(Dataset items)
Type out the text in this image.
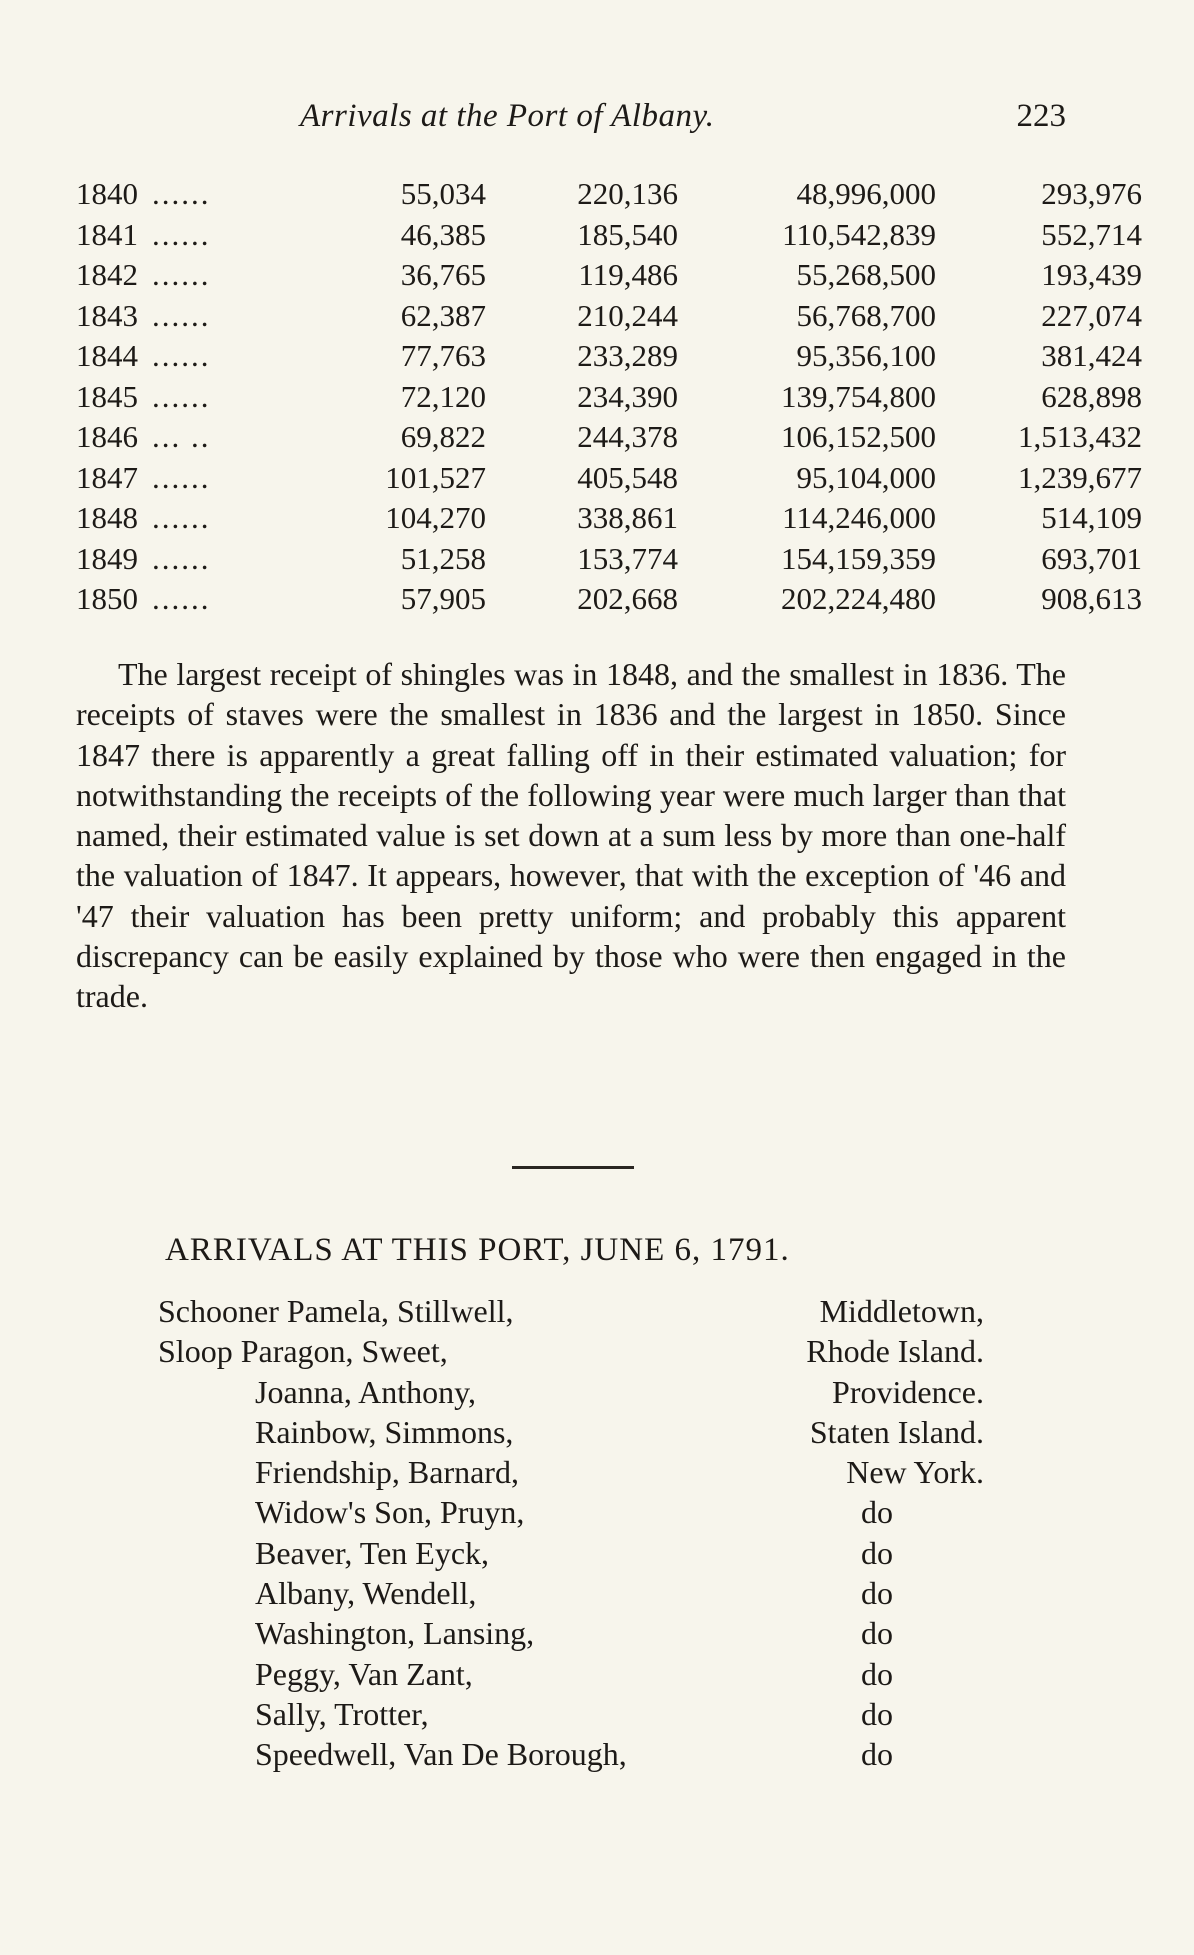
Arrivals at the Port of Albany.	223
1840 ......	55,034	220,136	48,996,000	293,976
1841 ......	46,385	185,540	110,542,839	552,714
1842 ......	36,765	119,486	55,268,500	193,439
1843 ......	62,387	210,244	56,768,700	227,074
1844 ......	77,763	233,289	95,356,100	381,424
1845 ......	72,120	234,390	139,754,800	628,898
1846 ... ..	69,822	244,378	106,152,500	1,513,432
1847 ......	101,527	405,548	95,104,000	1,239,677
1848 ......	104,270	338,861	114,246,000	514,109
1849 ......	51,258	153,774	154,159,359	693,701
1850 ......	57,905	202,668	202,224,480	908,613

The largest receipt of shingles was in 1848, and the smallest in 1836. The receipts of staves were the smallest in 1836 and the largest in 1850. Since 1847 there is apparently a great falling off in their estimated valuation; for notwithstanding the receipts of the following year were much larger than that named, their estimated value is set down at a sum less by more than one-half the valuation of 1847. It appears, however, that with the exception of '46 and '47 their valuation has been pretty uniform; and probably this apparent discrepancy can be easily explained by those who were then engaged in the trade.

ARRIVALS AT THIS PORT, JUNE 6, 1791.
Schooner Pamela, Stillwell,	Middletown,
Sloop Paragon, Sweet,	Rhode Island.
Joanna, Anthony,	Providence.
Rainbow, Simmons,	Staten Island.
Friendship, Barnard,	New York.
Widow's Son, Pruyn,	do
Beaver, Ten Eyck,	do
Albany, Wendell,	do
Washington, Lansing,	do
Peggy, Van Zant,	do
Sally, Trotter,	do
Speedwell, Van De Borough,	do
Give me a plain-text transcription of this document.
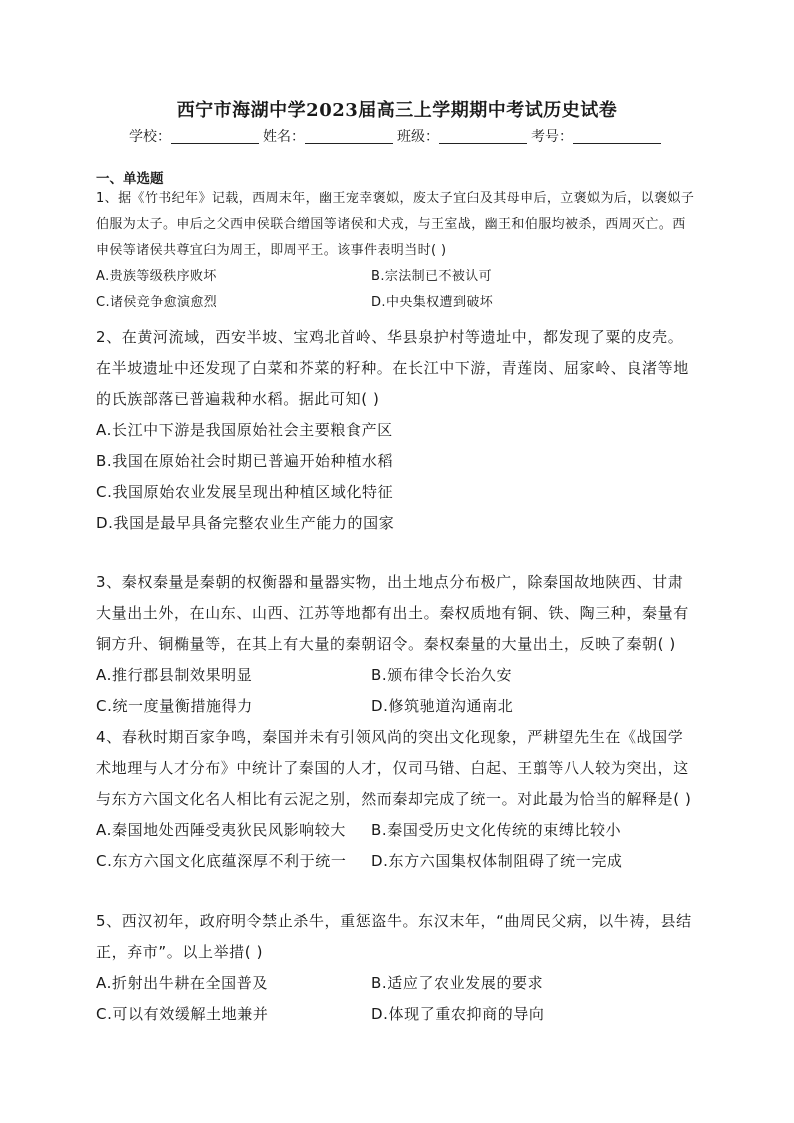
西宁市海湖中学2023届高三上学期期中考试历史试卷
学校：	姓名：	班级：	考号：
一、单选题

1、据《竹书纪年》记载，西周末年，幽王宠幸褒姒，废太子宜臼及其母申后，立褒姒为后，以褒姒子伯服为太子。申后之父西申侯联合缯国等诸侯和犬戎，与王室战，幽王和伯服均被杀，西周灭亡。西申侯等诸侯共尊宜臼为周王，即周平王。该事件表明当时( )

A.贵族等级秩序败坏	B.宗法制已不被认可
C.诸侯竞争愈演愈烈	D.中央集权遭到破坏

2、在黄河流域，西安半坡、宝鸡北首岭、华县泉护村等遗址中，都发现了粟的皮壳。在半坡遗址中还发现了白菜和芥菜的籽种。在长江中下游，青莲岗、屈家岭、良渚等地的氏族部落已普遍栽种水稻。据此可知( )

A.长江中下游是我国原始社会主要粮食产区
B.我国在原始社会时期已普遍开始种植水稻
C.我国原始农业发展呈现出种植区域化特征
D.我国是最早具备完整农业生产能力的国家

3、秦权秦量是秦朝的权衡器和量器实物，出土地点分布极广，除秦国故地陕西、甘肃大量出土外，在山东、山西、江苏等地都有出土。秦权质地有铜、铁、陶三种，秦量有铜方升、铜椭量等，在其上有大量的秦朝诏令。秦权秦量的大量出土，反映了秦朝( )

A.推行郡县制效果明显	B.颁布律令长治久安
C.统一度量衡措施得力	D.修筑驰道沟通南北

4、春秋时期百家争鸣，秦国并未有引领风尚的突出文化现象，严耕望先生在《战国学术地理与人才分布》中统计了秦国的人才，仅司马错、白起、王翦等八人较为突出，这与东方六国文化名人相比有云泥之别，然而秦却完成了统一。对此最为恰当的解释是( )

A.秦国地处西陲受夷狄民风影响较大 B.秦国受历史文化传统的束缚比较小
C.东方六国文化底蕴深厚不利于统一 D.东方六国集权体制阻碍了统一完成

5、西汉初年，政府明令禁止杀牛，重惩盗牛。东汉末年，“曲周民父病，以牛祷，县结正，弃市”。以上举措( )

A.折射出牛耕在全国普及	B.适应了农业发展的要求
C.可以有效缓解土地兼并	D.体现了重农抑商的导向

_PROBLEM TO WORK ON_.
In the entries above, find each line with the word "text" and show it.

_SOLUTION FOR THIS PROBLEM_.
Type out the text in this image.
Give me a plain-text transcription of this document.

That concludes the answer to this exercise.